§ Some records
-- BEGIN --
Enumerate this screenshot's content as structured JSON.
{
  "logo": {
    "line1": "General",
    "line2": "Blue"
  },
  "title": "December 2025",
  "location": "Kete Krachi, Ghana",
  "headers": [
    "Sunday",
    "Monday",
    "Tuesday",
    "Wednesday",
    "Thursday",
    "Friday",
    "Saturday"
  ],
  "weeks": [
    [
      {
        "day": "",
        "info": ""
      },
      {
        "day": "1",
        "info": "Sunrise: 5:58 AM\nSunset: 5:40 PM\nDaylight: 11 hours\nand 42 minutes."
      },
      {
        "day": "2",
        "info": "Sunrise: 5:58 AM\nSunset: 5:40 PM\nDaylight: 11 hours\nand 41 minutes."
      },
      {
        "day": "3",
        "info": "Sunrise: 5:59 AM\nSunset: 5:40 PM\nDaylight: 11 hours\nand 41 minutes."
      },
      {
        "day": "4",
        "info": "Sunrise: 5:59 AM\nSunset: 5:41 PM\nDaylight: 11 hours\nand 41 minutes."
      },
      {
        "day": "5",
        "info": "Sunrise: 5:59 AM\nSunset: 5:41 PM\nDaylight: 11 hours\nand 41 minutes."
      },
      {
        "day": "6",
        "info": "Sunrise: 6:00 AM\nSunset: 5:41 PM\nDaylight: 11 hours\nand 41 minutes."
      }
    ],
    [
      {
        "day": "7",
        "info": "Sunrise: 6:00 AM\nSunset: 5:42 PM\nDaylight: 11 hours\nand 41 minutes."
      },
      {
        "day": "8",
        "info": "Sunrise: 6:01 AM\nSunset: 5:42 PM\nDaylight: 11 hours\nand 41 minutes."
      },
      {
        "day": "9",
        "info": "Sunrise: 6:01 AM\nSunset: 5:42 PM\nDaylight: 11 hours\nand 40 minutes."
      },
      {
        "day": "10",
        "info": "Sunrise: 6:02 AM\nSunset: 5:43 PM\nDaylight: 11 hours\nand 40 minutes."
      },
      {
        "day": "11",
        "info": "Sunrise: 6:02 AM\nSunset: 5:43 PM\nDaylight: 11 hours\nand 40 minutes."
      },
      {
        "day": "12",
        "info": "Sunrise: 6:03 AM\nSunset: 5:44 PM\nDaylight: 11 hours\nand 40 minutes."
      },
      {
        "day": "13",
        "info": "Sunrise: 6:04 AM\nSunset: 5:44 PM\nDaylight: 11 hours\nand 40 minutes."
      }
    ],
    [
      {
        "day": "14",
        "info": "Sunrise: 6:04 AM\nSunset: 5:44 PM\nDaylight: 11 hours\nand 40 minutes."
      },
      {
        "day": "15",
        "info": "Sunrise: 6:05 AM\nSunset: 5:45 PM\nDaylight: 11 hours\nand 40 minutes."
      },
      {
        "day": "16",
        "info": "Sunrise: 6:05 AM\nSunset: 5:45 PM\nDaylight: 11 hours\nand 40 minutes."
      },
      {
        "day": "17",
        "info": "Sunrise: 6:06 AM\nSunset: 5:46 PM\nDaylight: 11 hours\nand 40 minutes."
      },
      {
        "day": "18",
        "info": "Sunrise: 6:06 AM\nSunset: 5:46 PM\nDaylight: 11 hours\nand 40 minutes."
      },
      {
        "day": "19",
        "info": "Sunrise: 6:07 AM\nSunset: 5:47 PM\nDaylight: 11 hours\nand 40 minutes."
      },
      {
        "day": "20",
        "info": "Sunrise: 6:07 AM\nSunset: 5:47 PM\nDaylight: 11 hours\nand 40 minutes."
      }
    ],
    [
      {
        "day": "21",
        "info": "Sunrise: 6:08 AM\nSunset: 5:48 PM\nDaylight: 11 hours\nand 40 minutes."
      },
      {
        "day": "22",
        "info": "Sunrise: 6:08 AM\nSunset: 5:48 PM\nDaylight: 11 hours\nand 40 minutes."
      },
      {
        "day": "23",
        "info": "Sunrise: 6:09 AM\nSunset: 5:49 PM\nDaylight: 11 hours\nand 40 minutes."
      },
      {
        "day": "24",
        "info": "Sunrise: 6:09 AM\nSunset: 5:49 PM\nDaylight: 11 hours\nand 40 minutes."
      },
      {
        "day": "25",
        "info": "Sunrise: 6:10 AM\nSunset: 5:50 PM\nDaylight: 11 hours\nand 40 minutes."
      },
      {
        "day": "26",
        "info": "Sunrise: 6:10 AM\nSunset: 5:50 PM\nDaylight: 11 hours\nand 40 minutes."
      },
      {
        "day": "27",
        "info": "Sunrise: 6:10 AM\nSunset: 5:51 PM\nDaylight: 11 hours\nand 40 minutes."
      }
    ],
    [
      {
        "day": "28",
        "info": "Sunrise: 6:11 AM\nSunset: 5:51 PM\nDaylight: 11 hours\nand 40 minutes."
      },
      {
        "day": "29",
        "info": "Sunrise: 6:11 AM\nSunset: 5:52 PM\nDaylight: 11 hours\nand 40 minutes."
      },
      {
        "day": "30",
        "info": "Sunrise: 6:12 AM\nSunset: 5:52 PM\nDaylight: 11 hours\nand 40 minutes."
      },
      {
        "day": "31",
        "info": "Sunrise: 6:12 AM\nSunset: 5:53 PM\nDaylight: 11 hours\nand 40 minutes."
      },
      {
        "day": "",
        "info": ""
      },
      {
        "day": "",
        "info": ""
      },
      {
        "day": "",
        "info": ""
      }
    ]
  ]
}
-- END --
§ Aim
Repeat every line of the material exactly as given.

§ Response
Enumerate this screenshot's content as structured JSON.
{
  "logo": {
    "line1": "General",
    "line2": "Blue"
  },
  "title": "December 2025",
  "location": "Kete Krachi, Ghana",
  "headers": [
    "Sunday",
    "Monday",
    "Tuesday",
    "Wednesday",
    "Thursday",
    "Friday",
    "Saturday"
  ],
  "weeks": [
    [
      {
        "day": "",
        "info": ""
      },
      {
        "day": "1",
        "info": "Sunrise: 5:58 AM\nSunset: 5:40 PM\nDaylight: 11 hours\nand 42 minutes."
      },
      {
        "day": "2",
        "info": "Sunrise: 5:58 AM\nSunset: 5:40 PM\nDaylight: 11 hours\nand 41 minutes."
      },
      {
        "day": "3",
        "info": "Sunrise: 5:59 AM\nSunset: 5:40 PM\nDaylight: 11 hours\nand 41 minutes."
      },
      {
        "day": "4",
        "info": "Sunrise: 5:59 AM\nSunset: 5:41 PM\nDaylight: 11 hours\nand 41 minutes."
      },
      {
        "day": "5",
        "info": "Sunrise: 5:59 AM\nSunset: 5:41 PM\nDaylight: 11 hours\nand 41 minutes."
      },
      {
        "day": "6",
        "info": "Sunrise: 6:00 AM\nSunset: 5:41 PM\nDaylight: 11 hours\nand 41 minutes."
      }
    ],
    [
      {
        "day": "7",
        "info": "Sunrise: 6:00 AM\nSunset: 5:42 PM\nDaylight: 11 hours\nand 41 minutes."
      },
      {
        "day": "8",
        "info": "Sunrise: 6:01 AM\nSunset: 5:42 PM\nDaylight: 11 hours\nand 41 minutes."
      },
      {
        "day": "9",
        "info": "Sunrise: 6:01 AM\nSunset: 5:42 PM\nDaylight: 11 hours\nand 40 minutes."
      },
      {
        "day": "10",
        "info": "Sunrise: 6:02 AM\nSunset: 5:43 PM\nDaylight: 11 hours\nand 40 minutes."
      },
      {
        "day": "11",
        "info": "Sunrise: 6:02 AM\nSunset: 5:43 PM\nDaylight: 11 hours\nand 40 minutes."
      },
      {
        "day": "12",
        "info": "Sunrise: 6:03 AM\nSunset: 5:44 PM\nDaylight: 11 hours\nand 40 minutes."
      },
      {
        "day": "13",
        "info": "Sunrise: 6:04 AM\nSunset: 5:44 PM\nDaylight: 11 hours\nand 40 minutes."
      }
    ],
    [
      {
        "day": "14",
        "info": "Sunrise: 6:04 AM\nSunset: 5:44 PM\nDaylight: 11 hours\nand 40 minutes."
      },
      {
        "day": "15",
        "info": "Sunrise: 6:05 AM\nSunset: 5:45 PM\nDaylight: 11 hours\nand 40 minutes."
      },
      {
        "day": "16",
        "info": "Sunrise: 6:05 AM\nSunset: 5:45 PM\nDaylight: 11 hours\nand 40 minutes."
      },
      {
        "day": "17",
        "info": "Sunrise: 6:06 AM\nSunset: 5:46 PM\nDaylight: 11 hours\nand 40 minutes."
      },
      {
        "day": "18",
        "info": "Sunrise: 6:06 AM\nSunset: 5:46 PM\nDaylight: 11 hours\nand 40 minutes."
      },
      {
        "day": "19",
        "info": "Sunrise: 6:07 AM\nSunset: 5:47 PM\nDaylight: 11 hours\nand 40 minutes."
      },
      {
        "day": "20",
        "info": "Sunrise: 6:07 AM\nSunset: 5:47 PM\nDaylight: 11 hours\nand 40 minutes."
      }
    ],
    [
      {
        "day": "21",
        "info": "Sunrise: 6:08 AM\nSunset: 5:48 PM\nDaylight: 11 hours\nand 40 minutes."
      },
      {
        "day": "22",
        "info": "Sunrise: 6:08 AM\nSunset: 5:48 PM\nDaylight: 11 hours\nand 40 minutes."
      },
      {
        "day": "23",
        "info": "Sunrise: 6:09 AM\nSunset: 5:49 PM\nDaylight: 11 hours\nand 40 minutes."
      },
      {
        "day": "24",
        "info": "Sunrise: 6:09 AM\nSunset: 5:49 PM\nDaylight: 11 hours\nand 40 minutes."
      },
      {
        "day": "25",
        "info": "Sunrise: 6:10 AM\nSunset: 5:50 PM\nDaylight: 11 hours\nand 40 minutes."
      },
      {
        "day": "26",
        "info": "Sunrise: 6:10 AM\nSunset: 5:50 PM\nDaylight: 11 hours\nand 40 minutes."
      },
      {
        "day": "27",
        "info": "Sunrise: 6:10 AM\nSunset: 5:51 PM\nDaylight: 11 hours\nand 40 minutes."
      }
    ],
    [
      {
        "day": "28",
        "info": "Sunrise: 6:11 AM\nSunset: 5:51 PM\nDaylight: 11 hours\nand 40 minutes."
      },
      {
        "day": "29",
        "info": "Sunrise: 6:11 AM\nSunset: 5:52 PM\nDaylight: 11 hours\nand 40 minutes."
      },
      {
        "day": "30",
        "info": "Sunrise: 6:12 AM\nSunset: 5:52 PM\nDaylight: 11 hours\nand 40 minutes."
      },
      {
        "day": "31",
        "info": "Sunrise: 6:12 AM\nSunset: 5:53 PM\nDaylight: 11 hours\nand 40 minutes."
      },
      {
        "day": "",
        "info": ""
      },
      {
        "day": "",
        "info": ""
      },
      {
        "day": "",
        "info": ""
      }
    ]
  ]
}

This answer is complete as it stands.